- Requirements:
Give back the whole listing exactly as shown.

- Material to process:

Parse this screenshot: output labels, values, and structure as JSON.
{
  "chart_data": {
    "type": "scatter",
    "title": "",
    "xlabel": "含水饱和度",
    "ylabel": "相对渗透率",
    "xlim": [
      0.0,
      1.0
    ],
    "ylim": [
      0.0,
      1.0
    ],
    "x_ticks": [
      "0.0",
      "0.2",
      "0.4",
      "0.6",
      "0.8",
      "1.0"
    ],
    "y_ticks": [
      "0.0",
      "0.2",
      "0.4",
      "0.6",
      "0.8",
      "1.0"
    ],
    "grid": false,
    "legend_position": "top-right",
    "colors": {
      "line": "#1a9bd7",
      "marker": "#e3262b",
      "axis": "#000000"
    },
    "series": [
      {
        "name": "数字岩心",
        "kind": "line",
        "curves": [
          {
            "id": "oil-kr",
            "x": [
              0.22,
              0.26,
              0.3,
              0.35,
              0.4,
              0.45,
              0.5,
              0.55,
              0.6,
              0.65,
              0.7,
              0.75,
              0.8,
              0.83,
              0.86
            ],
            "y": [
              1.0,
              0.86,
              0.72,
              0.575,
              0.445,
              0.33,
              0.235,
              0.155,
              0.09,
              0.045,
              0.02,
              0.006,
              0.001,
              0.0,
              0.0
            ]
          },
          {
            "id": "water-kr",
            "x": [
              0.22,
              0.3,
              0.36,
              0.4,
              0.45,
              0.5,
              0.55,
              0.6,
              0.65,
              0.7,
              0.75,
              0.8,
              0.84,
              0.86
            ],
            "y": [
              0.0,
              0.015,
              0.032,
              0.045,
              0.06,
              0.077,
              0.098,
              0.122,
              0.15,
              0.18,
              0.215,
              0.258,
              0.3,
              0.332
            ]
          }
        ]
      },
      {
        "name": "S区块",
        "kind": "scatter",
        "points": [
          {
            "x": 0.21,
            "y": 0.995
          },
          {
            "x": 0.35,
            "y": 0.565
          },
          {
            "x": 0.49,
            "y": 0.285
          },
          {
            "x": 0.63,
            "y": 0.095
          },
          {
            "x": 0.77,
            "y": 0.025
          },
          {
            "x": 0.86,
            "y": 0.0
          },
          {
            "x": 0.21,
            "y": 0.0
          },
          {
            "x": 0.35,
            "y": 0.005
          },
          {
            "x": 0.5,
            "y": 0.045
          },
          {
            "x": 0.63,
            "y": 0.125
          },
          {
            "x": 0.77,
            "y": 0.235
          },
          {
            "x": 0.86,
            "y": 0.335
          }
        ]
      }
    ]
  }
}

- Problem solution:
Parse this screenshot: output labels, values, and structure as JSON.
{
  "chart_data": {
    "type": "scatter",
    "title": "",
    "xlabel": "含水饱和度",
    "ylabel": "相对渗透率",
    "xlim": [
      0.0,
      1.0
    ],
    "ylim": [
      0.0,
      1.0
    ],
    "x_ticks": [
      "0.0",
      "0.2",
      "0.4",
      "0.6",
      "0.8",
      "1.0"
    ],
    "y_ticks": [
      "0.0",
      "0.2",
      "0.4",
      "0.6",
      "0.8",
      "1.0"
    ],
    "grid": false,
    "legend_position": "top-right",
    "colors": {
      "line": "#1a9bd7",
      "marker": "#e3262b",
      "axis": "#000000"
    },
    "series": [
      {
        "name": "数字岩心",
        "kind": "line",
        "curves": [
          {
            "id": "oil-kr",
            "x": [
              0.22,
              0.26,
              0.3,
              0.35,
              0.4,
              0.45,
              0.5,
              0.55,
              0.6,
              0.65,
              0.7,
              0.75,
              0.8,
              0.83,
              0.86
            ],
            "y": [
              1.0,
              0.86,
              0.72,
              0.575,
              0.445,
              0.33,
              0.235,
              0.155,
              0.09,
              0.045,
              0.02,
              0.006,
              0.001,
              0.0,
              0.0
            ]
          },
          {
            "id": "water-kr",
            "x": [
              0.22,
              0.3,
              0.36,
              0.4,
              0.45,
              0.5,
              0.55,
              0.6,
              0.65,
              0.7,
              0.75,
              0.8,
              0.84,
              0.86
            ],
            "y": [
              0.0,
              0.015,
              0.032,
              0.045,
              0.06,
              0.077,
              0.098,
              0.122,
              0.15,
              0.18,
              0.215,
              0.258,
              0.3,
              0.332
            ]
          }
        ]
      },
      {
        "name": "S区块",
        "kind": "scatter",
        "points": [
          {
            "x": 0.21,
            "y": 0.995
          },
          {
            "x": 0.35,
            "y": 0.565
          },
          {
            "x": 0.49,
            "y": 0.285
          },
          {
            "x": 0.63,
            "y": 0.095
          },
          {
            "x": 0.77,
            "y": 0.025
          },
          {
            "x": 0.86,
            "y": 0.0
          },
          {
            "x": 0.21,
            "y": 0.0
          },
          {
            "x": 0.35,
            "y": 0.005
          },
          {
            "x": 0.5,
            "y": 0.045
          },
          {
            "x": 0.63,
            "y": 0.125
          },
          {
            "x": 0.77,
            "y": 0.235
          },
          {
            "x": 0.86,
            "y": 0.335
          }
        ]
      }
    ]
  }
}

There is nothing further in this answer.